Stated exercise: Print every line of the listing exactly, please.

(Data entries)
▶

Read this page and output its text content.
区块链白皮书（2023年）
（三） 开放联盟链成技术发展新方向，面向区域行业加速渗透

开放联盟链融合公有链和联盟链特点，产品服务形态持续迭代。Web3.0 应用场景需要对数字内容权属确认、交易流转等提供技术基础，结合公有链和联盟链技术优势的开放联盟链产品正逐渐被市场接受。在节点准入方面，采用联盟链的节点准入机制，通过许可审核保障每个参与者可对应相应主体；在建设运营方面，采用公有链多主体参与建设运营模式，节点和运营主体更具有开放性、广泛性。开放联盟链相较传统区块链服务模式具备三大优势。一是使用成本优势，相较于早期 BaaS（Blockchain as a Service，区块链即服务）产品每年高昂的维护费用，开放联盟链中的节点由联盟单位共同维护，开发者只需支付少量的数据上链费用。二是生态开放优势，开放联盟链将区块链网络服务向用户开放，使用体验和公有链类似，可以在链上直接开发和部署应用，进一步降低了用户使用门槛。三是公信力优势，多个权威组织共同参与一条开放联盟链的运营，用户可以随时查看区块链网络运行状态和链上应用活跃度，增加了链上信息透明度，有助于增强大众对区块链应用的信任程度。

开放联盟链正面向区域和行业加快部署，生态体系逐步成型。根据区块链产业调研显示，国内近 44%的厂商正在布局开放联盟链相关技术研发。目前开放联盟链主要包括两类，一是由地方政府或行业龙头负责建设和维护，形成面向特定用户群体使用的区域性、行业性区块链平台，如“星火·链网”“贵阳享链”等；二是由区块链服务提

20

◀

Exercise solution:
Read this page and output its text content.
区块链白皮书（2023年）
（三） 开放联盟链成技术发展新方向，面向区域行业加速渗透

开放联盟链融合公有链和联盟链特点，产品服务形态持续迭代。Web3.0 应用场景需要对数字内容权属确认、交易流转等提供技术基础，结合公有链和联盟链技术优势的开放联盟链产品正逐渐被市场接受。在节点准入方面，采用联盟链的节点准入机制，通过许可审核保障每个参与者可对应相应主体；在建设运营方面，采用公有链多主体参与建设运营模式，节点和运营主体更具有开放性、广泛性。开放联盟链相较传统区块链服务模式具备三大优势。一是使用成本优势，相较于早期 BaaS（Blockchain as a Service，区块链即服务）产品每年高昂的维护费用，开放联盟链中的节点由联盟单位共同维护，开发者只需支付少量的数据上链费用。二是生态开放优势，开放联盟链将区块链网络服务向用户开放，使用体验和公有链类似，可以在链上直接开发和部署应用，进一步降低了用户使用门槛。三是公信力优势，多个权威组织共同参与一条开放联盟链的运营，用户可以随时查看区块链网络运行状态和链上应用活跃度，增加了链上信息透明度，有助于增强大众对区块链应用的信任程度。

开放联盟链正面向区域和行业加快部署，生态体系逐步成型。根据区块链产业调研显示，国内近 44%的厂商正在布局开放联盟链相关技术研发。目前开放联盟链主要包括两类，一是由地方政府或行业龙头负责建设和维护，形成面向特定用户群体使用的区域性、行业性区块链平台，如“星火·链网”“贵阳享链”等；二是由区块链服务提

20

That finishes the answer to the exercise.